### Given problem
Identify each line below that contains the word "back", and copy it out.

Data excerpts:
● ● ● ● ● ● ●

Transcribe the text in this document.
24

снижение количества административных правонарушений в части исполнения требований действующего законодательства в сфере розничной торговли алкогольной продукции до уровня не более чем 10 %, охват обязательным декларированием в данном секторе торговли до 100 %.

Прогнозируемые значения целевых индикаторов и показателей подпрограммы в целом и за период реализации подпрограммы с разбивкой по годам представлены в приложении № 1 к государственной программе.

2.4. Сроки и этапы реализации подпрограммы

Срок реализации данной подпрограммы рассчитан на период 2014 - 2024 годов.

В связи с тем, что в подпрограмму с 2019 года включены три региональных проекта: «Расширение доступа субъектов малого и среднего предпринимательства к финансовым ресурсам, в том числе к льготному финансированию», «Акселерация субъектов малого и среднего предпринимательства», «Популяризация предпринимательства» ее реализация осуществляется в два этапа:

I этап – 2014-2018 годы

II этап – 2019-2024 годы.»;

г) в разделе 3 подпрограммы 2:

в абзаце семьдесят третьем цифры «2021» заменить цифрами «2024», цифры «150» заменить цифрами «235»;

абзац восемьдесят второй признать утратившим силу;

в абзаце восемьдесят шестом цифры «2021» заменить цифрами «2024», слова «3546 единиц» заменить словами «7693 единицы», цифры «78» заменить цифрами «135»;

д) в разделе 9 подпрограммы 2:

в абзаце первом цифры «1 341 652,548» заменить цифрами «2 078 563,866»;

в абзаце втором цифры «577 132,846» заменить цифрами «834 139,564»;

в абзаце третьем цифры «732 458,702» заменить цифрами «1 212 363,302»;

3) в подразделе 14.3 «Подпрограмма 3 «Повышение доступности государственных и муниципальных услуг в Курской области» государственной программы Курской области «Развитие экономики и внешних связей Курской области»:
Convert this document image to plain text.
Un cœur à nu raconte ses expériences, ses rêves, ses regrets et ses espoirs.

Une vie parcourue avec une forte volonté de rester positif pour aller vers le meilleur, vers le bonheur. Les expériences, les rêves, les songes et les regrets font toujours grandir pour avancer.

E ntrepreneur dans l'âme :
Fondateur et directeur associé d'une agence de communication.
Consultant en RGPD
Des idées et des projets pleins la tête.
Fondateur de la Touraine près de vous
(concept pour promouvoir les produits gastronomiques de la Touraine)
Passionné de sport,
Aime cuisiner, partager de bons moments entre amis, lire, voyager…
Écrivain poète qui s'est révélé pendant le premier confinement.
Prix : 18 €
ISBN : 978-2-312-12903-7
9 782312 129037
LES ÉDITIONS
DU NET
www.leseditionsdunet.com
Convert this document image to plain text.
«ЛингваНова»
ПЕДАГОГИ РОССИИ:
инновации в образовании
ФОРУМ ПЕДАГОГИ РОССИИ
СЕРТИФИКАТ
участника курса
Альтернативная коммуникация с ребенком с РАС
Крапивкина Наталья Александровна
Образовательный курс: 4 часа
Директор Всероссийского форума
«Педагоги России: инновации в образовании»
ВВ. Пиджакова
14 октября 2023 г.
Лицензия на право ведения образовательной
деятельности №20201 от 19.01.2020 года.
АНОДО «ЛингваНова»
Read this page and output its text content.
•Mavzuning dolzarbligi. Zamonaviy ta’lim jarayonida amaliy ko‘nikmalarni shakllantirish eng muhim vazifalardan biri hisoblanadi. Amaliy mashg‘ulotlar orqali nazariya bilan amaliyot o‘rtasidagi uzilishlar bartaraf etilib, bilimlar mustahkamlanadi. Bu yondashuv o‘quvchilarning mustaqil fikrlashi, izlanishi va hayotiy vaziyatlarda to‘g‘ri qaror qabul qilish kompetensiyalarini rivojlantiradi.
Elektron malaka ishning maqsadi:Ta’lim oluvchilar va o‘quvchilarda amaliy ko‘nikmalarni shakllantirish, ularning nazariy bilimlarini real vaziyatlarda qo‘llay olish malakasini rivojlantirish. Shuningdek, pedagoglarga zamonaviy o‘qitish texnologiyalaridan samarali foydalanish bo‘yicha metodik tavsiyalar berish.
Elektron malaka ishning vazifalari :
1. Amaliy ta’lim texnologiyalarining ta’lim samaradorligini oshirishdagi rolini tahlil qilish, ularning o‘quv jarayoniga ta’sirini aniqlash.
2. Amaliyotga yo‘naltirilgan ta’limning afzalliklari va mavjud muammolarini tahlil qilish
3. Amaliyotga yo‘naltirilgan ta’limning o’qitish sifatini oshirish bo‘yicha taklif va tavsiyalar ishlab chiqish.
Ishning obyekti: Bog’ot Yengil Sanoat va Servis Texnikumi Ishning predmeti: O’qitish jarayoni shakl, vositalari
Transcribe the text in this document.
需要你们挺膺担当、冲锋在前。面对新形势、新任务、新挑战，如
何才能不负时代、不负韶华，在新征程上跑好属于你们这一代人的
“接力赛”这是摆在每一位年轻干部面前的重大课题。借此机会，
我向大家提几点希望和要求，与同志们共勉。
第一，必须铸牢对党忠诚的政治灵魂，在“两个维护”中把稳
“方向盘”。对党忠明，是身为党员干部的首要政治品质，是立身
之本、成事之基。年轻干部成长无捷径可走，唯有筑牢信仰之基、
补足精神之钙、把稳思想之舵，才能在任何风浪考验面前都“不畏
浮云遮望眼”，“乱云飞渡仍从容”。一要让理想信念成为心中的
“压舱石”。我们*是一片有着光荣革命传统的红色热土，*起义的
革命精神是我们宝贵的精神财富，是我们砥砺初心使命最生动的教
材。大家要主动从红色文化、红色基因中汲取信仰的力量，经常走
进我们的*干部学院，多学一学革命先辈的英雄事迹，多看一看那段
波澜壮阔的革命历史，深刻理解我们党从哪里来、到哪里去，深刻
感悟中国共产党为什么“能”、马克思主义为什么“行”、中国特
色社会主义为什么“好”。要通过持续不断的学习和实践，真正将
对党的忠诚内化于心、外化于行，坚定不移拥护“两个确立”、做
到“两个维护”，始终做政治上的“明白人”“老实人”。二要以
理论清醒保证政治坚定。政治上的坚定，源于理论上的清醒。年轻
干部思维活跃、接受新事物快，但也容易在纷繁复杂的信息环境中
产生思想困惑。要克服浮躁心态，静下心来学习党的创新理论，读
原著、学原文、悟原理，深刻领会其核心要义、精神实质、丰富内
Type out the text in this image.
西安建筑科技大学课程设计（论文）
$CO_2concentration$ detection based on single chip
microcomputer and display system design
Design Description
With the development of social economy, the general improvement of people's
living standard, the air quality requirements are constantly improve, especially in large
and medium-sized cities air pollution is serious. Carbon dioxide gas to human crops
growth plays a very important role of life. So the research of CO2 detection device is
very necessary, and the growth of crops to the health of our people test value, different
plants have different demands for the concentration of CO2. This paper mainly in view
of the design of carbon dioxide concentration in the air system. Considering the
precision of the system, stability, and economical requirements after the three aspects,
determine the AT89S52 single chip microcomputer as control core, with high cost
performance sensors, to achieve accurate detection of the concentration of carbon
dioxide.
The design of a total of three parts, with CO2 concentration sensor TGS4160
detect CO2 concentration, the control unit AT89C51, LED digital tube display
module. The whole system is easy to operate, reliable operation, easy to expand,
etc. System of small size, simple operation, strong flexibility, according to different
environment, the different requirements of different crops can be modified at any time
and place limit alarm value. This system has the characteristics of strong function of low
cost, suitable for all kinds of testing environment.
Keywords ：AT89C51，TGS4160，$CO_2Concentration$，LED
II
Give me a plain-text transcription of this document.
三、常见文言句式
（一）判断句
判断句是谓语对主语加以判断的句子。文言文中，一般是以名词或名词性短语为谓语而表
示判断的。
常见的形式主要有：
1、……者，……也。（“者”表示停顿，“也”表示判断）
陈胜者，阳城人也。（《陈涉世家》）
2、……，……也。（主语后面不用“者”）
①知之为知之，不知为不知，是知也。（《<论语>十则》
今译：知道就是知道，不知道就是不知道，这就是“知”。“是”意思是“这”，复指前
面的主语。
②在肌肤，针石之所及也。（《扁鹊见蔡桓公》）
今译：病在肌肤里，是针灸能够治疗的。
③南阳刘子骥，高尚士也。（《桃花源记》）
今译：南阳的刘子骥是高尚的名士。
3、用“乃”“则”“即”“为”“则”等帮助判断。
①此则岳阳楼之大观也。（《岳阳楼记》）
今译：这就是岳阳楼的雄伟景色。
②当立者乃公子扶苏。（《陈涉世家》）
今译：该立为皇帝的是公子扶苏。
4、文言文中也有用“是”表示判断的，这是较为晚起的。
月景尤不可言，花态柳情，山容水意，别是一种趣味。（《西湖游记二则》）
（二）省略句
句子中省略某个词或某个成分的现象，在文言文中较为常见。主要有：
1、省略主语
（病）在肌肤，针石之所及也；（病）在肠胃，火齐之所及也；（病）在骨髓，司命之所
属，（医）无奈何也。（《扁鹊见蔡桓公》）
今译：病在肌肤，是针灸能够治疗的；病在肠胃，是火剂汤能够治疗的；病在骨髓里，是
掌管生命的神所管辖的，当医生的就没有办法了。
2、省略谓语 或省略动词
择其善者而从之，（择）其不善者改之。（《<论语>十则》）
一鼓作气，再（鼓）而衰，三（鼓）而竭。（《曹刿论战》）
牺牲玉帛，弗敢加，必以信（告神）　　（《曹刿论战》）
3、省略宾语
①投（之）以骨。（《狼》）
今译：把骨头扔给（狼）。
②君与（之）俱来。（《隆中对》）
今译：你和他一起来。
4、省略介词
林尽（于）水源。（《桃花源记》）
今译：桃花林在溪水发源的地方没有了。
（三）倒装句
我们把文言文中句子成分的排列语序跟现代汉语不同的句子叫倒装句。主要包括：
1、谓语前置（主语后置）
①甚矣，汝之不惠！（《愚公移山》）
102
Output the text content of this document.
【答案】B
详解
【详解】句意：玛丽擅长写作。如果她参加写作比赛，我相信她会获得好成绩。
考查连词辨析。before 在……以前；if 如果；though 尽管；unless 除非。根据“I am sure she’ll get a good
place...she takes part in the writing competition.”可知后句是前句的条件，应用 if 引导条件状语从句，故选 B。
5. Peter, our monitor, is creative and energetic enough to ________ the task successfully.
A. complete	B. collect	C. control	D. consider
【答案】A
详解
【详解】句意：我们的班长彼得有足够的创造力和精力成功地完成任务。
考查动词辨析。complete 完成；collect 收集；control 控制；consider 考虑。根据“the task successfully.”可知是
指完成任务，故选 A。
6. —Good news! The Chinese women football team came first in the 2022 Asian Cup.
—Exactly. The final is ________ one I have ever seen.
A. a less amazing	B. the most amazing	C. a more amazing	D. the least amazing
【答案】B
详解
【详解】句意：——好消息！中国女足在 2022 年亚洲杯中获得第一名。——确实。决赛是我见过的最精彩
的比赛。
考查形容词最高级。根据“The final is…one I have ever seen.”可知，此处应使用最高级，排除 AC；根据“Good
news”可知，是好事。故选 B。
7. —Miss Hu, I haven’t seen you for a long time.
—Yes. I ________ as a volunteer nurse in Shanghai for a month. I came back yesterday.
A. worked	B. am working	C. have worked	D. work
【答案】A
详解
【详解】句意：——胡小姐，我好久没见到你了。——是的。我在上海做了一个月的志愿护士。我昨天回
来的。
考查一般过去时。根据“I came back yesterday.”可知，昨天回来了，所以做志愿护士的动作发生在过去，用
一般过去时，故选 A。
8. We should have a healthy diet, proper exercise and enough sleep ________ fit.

● ● ● ● ● ● ●

### Written solution
—Yes. I ________ as a volunteer nurse in Shanghai for a month. I came back yesterday.
考查一般过去时。根据“I came back yesterday.”可知，昨天回来了，所以做志愿护士的动作发生在过去，用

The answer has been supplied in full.